Records supplied:
————

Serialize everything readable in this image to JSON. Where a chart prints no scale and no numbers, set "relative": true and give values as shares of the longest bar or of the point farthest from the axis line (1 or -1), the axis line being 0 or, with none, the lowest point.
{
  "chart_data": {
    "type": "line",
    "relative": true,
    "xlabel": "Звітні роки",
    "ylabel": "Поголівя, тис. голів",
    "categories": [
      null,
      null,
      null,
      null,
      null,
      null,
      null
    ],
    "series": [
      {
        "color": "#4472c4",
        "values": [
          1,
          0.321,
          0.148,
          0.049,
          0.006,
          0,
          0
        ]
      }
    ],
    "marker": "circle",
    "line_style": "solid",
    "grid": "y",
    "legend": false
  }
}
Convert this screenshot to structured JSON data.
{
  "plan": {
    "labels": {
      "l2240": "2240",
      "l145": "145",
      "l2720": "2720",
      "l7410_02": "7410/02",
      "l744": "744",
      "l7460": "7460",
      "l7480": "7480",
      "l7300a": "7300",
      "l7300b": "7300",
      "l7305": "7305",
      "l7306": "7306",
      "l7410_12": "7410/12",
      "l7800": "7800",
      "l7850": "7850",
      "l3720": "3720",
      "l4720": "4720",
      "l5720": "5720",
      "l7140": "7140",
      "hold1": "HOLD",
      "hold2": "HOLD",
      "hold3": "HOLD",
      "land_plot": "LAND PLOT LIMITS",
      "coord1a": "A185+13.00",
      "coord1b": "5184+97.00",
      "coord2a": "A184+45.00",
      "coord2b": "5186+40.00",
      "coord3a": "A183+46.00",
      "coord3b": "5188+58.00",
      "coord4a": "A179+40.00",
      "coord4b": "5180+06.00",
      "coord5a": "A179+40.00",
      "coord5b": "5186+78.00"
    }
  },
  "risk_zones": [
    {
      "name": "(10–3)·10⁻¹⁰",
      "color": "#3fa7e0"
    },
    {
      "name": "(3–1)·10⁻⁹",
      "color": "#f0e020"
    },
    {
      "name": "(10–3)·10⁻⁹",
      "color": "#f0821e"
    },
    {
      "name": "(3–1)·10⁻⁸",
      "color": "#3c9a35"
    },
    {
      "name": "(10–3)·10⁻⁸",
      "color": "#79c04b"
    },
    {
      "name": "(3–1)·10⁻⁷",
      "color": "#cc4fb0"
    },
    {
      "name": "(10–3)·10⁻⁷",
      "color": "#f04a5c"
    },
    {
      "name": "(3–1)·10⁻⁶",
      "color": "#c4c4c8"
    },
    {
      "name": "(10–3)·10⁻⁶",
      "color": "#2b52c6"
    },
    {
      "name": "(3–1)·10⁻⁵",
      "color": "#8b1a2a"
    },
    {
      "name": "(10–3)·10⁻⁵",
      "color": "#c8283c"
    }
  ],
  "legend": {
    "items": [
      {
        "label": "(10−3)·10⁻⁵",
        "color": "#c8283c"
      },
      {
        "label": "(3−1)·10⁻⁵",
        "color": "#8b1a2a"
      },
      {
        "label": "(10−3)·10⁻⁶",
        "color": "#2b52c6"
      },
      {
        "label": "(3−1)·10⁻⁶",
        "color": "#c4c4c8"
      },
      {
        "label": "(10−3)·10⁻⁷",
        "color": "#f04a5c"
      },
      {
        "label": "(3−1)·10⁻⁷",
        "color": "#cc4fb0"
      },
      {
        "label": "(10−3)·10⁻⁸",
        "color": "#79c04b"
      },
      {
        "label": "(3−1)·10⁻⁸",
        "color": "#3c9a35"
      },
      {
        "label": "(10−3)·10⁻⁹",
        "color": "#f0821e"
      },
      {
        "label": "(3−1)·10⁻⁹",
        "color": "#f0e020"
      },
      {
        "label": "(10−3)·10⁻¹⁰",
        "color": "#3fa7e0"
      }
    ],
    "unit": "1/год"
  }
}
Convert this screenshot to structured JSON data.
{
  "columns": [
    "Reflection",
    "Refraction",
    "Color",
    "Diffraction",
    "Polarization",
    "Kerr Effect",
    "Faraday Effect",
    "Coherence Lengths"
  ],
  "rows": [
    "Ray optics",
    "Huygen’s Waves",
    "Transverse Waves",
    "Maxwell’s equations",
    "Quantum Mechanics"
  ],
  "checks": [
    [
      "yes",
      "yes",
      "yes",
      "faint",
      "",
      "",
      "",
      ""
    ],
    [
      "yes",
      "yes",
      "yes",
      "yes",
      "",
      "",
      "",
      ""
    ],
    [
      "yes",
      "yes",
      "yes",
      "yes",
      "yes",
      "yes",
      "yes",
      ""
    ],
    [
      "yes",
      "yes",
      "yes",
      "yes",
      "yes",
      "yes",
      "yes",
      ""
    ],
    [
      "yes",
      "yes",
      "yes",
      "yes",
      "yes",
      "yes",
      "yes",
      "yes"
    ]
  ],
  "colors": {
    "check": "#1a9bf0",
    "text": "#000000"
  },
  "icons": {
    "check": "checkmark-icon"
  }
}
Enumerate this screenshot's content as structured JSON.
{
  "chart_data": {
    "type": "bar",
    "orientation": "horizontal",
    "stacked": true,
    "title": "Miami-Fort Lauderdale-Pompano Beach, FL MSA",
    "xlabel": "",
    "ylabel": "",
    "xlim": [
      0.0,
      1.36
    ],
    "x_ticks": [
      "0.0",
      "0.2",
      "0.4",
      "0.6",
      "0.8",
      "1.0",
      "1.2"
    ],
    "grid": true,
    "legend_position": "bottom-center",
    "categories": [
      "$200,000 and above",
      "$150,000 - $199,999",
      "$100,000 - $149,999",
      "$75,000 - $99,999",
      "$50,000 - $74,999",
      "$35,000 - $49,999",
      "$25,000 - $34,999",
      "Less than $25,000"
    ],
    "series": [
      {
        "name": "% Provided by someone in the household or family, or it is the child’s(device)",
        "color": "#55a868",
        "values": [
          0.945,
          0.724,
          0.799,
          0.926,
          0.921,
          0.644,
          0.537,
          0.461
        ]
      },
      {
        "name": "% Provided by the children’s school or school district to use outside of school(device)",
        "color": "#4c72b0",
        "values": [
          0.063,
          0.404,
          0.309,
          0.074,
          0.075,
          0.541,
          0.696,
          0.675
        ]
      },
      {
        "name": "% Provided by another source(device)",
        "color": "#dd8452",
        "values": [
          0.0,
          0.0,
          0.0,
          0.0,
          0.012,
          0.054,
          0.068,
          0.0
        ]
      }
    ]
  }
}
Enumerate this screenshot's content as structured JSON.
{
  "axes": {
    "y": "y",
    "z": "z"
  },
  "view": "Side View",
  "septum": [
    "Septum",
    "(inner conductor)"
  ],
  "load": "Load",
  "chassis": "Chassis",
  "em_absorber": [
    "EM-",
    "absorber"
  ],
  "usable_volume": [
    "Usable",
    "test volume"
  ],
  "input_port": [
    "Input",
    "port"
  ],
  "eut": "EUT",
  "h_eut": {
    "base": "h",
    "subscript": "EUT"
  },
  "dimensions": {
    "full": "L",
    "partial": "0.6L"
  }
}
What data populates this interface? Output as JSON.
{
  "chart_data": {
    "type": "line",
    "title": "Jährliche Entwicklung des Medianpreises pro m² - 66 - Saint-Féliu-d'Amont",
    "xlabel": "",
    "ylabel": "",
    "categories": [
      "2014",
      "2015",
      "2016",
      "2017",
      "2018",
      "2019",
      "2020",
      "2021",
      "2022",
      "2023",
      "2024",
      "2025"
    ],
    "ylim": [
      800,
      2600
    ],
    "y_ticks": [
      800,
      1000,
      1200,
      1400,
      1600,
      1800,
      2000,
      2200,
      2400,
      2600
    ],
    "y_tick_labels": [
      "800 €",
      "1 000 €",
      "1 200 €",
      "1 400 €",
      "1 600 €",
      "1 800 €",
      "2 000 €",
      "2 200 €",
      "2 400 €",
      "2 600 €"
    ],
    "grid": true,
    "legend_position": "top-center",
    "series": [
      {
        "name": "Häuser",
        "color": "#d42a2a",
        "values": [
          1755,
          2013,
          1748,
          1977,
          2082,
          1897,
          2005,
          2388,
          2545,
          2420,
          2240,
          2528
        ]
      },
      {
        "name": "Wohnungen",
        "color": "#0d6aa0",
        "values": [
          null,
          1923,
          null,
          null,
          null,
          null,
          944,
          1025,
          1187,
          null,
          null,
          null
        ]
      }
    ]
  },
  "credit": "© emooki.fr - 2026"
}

————

Task:
Which lines include the word "device"? List them all.

Exercise output:
        "name": "% Provided by someone in the household or family, or it is the child’s(device)",
        "name": "% Provided by the children’s school or school district to use outside of school(device)",
        "name": "% Provided by another source(device)",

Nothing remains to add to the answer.